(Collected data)
━━━━━━━━
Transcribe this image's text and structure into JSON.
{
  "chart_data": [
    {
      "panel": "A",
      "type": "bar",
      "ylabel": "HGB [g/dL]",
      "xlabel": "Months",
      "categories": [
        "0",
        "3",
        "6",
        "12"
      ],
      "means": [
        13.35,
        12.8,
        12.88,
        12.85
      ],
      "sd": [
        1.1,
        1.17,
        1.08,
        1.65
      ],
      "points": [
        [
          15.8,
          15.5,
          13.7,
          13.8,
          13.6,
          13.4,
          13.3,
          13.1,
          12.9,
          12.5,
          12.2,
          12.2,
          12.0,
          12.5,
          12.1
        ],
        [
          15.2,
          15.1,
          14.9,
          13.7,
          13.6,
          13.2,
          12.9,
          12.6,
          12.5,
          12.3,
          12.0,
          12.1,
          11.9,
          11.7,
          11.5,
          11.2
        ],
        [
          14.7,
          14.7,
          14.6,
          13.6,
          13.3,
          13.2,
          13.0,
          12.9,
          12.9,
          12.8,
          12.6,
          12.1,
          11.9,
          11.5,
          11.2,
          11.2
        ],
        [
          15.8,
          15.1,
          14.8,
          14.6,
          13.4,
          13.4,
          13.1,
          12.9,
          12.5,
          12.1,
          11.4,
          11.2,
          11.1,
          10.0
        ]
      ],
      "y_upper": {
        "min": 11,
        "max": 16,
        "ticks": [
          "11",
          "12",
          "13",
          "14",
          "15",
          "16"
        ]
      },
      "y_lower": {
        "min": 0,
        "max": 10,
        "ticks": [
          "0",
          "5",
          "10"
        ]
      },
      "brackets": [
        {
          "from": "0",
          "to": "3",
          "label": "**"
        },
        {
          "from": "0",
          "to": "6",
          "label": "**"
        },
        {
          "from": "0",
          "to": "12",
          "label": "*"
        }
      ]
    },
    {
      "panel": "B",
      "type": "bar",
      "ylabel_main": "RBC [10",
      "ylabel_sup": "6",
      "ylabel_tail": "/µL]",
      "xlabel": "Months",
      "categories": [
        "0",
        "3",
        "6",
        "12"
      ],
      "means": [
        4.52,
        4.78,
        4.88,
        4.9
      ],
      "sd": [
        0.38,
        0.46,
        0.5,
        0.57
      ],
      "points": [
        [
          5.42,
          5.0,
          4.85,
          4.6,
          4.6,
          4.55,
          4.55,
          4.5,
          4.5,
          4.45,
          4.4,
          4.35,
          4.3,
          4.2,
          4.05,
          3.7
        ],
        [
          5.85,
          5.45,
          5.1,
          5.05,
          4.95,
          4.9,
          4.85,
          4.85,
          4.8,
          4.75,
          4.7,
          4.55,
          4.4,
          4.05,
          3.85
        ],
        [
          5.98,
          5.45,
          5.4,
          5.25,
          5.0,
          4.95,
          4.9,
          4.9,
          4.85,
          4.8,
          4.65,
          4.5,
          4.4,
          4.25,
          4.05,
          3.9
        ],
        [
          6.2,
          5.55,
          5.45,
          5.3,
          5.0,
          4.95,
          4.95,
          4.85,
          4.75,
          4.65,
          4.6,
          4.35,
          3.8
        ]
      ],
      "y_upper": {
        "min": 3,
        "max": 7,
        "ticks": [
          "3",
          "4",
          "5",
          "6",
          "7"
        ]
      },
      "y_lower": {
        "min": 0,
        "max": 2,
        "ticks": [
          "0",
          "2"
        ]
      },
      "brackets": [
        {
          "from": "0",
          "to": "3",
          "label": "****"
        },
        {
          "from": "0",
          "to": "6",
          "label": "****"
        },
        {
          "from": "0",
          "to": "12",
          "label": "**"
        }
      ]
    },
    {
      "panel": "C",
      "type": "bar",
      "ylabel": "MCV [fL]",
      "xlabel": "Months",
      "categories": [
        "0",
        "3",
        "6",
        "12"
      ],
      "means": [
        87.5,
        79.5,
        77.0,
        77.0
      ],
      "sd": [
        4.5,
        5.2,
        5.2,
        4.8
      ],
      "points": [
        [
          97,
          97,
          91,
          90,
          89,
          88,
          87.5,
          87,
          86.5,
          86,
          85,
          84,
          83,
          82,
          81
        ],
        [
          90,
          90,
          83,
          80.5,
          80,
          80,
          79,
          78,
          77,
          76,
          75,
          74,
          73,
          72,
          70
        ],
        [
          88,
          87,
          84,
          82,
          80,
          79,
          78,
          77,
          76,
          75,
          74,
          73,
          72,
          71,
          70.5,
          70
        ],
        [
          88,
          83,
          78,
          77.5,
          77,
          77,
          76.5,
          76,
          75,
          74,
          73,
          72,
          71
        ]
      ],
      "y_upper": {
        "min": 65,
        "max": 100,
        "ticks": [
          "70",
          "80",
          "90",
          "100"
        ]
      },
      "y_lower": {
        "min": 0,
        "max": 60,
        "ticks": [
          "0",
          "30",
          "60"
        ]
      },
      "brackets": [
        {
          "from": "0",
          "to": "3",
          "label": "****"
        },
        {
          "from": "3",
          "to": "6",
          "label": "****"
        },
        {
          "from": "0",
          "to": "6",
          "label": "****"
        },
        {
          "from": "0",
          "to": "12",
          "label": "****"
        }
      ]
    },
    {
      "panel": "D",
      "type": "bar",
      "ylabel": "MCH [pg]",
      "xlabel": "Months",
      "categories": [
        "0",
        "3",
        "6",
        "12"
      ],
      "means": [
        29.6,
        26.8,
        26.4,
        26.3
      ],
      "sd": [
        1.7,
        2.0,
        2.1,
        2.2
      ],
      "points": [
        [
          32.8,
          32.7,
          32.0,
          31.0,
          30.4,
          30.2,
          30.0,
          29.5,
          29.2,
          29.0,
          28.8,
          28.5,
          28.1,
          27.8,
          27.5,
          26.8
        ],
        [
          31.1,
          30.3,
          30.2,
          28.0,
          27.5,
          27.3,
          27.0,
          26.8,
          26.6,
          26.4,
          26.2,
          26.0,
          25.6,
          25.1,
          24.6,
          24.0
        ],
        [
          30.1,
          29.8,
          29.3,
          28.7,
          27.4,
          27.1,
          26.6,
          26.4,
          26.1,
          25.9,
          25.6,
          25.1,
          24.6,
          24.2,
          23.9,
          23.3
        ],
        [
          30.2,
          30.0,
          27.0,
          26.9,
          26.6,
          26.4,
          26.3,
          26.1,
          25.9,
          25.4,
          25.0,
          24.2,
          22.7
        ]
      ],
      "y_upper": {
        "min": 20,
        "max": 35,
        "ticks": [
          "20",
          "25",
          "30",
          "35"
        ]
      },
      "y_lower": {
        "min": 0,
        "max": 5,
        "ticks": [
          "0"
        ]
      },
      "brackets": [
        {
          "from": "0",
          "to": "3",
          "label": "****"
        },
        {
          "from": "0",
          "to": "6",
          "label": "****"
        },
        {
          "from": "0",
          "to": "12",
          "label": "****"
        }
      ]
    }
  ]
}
━━━━━━━━
◆ **PROBLEM DETAILS**
The listing above must be transcribed exactly, line by line.

◆ **ANSWER TO THE PROBLEM**
Transcribe this image's text and structure into JSON.
{
  "chart_data": [
    {
      "panel": "A",
      "type": "bar",
      "ylabel": "HGB [g/dL]",
      "xlabel": "Months",
      "categories": [
        "0",
        "3",
        "6",
        "12"
      ],
      "means": [
        13.35,
        12.8,
        12.88,
        12.85
      ],
      "sd": [
        1.1,
        1.17,
        1.08,
        1.65
      ],
      "points": [
        [
          15.8,
          15.5,
          13.7,
          13.8,
          13.6,
          13.4,
          13.3,
          13.1,
          12.9,
          12.5,
          12.2,
          12.2,
          12.0,
          12.5,
          12.1
        ],
        [
          15.2,
          15.1,
          14.9,
          13.7,
          13.6,
          13.2,
          12.9,
          12.6,
          12.5,
          12.3,
          12.0,
          12.1,
          11.9,
          11.7,
          11.5,
          11.2
        ],
        [
          14.7,
          14.7,
          14.6,
          13.6,
          13.3,
          13.2,
          13.0,
          12.9,
          12.9,
          12.8,
          12.6,
          12.1,
          11.9,
          11.5,
          11.2,
          11.2
        ],
        [
          15.8,
          15.1,
          14.8,
          14.6,
          13.4,
          13.4,
          13.1,
          12.9,
          12.5,
          12.1,
          11.4,
          11.2,
          11.1,
          10.0
        ]
      ],
      "y_upper": {
        "min": 11,
        "max": 16,
        "ticks": [
          "11",
          "12",
          "13",
          "14",
          "15",
          "16"
        ]
      },
      "y_lower": {
        "min": 0,
        "max": 10,
        "ticks": [
          "0",
          "5",
          "10"
        ]
      },
      "brackets": [
        {
          "from": "0",
          "to": "3",
          "label": "**"
        },
        {
          "from": "0",
          "to": "6",
          "label": "**"
        },
        {
          "from": "0",
          "to": "12",
          "label": "*"
        }
      ]
    },
    {
      "panel": "B",
      "type": "bar",
      "ylabel_main": "RBC [10",
      "ylabel_sup": "6",
      "ylabel_tail": "/µL]",
      "xlabel": "Months",
      "categories": [
        "0",
        "3",
        "6",
        "12"
      ],
      "means": [
        4.52,
        4.78,
        4.88,
        4.9
      ],
      "sd": [
        0.38,
        0.46,
        0.5,
        0.57
      ],
      "points": [
        [
          5.42,
          5.0,
          4.85,
          4.6,
          4.6,
          4.55,
          4.55,
          4.5,
          4.5,
          4.45,
          4.4,
          4.35,
          4.3,
          4.2,
          4.05,
          3.7
        ],
        [
          5.85,
          5.45,
          5.1,
          5.05,
          4.95,
          4.9,
          4.85,
          4.85,
          4.8,
          4.75,
          4.7,
          4.55,
          4.4,
          4.05,
          3.85
        ],
        [
          5.98,
          5.45,
          5.4,
          5.25,
          5.0,
          4.95,
          4.9,
          4.9,
          4.85,
          4.8,
          4.65,
          4.5,
          4.4,
          4.25,
          4.05,
          3.9
        ],
        [
          6.2,
          5.55,
          5.45,
          5.3,
          5.0,
          4.95,
          4.95,
          4.85,
          4.75,
          4.65,
          4.6,
          4.35,
          3.8
        ]
      ],
      "y_upper": {
        "min": 3,
        "max": 7,
        "ticks": [
          "3",
          "4",
          "5",
          "6",
          "7"
        ]
      },
      "y_lower": {
        "min": 0,
        "max": 2,
        "ticks": [
          "0",
          "2"
        ]
      },
      "brackets": [
        {
          "from": "0",
          "to": "3",
          "label": "****"
        },
        {
          "from": "0",
          "to": "6",
          "label": "****"
        },
        {
          "from": "0",
          "to": "12",
          "label": "**"
        }
      ]
    },
    {
      "panel": "C",
      "type": "bar",
      "ylabel": "MCV [fL]",
      "xlabel": "Months",
      "categories": [
        "0",
        "3",
        "6",
        "12"
      ],
      "means": [
        87.5,
        79.5,
        77.0,
        77.0
      ],
      "sd": [
        4.5,
        5.2,
        5.2,
        4.8
      ],
      "points": [
        [
          97,
          97,
          91,
          90,
          89,
          88,
          87.5,
          87,
          86.5,
          86,
          85,
          84,
          83,
          82,
          81
        ],
        [
          90,
          90,
          83,
          80.5,
          80,
          80,
          79,
          78,
          77,
          76,
          75,
          74,
          73,
          72,
          70
        ],
        [
          88,
          87,
          84,
          82,
          80,
          79,
          78,
          77,
          76,
          75,
          74,
          73,
          72,
          71,
          70.5,
          70
        ],
        [
          88,
          83,
          78,
          77.5,
          77,
          77,
          76.5,
          76,
          75,
          74,
          73,
          72,
          71
        ]
      ],
      "y_upper": {
        "min": 65,
        "max": 100,
        "ticks": [
          "70",
          "80",
          "90",
          "100"
        ]
      },
      "y_lower": {
        "min": 0,
        "max": 60,
        "ticks": [
          "0",
          "30",
          "60"
        ]
      },
      "brackets": [
        {
          "from": "0",
          "to": "3",
          "label": "****"
        },
        {
          "from": "3",
          "to": "6",
          "label": "****"
        },
        {
          "from": "0",
          "to": "6",
          "label": "****"
        },
        {
          "from": "0",
          "to": "12",
          "label": "****"
        }
      ]
    },
    {
      "panel": "D",
      "type": "bar",
      "ylabel": "MCH [pg]",
      "xlabel": "Months",
      "categories": [
        "0",
        "3",
        "6",
        "12"
      ],
      "means": [
        29.6,
        26.8,
        26.4,
        26.3
      ],
      "sd": [
        1.7,
        2.0,
        2.1,
        2.2
      ],
      "points": [
        [
          32.8,
          32.7,
          32.0,
          31.0,
          30.4,
          30.2,
          30.0,
          29.5,
          29.2,
          29.0,
          28.8,
          28.5,
          28.1,
          27.8,
          27.5,
          26.8
        ],
        [
          31.1,
          30.3,
          30.2,
          28.0,
          27.5,
          27.3,
          27.0,
          26.8,
          26.6,
          26.4,
          26.2,
          26.0,
          25.6,
          25.1,
          24.6,
          24.0
        ],
        [
          30.1,
          29.8,
          29.3,
          28.7,
          27.4,
          27.1,
          26.6,
          26.4,
          26.1,
          25.9,
          25.6,
          25.1,
          24.6,
          24.2,
          23.9,
          23.3
        ],
        [
          30.2,
          30.0,
          27.0,
          26.9,
          26.6,
          26.4,
          26.3,
          26.1,
          25.9,
          25.4,
          25.0,
          24.2,
          22.7
        ]
      ],
      "y_upper": {
        "min": 20,
        "max": 35,
        "ticks": [
          "20",
          "25",
          "30",
          "35"
        ]
      },
      "y_lower": {
        "min": 0,
        "max": 5,
        "ticks": [
          "0"
        ]
      },
      "brackets": [
        {
          "from": "0",
          "to": "3",
          "label": "****"
        },
        {
          "from": "0",
          "to": "6",
          "label": "****"
        },
        {
          "from": "0",
          "to": "12",
          "label": "****"
        }
      ]
    }
  ]
}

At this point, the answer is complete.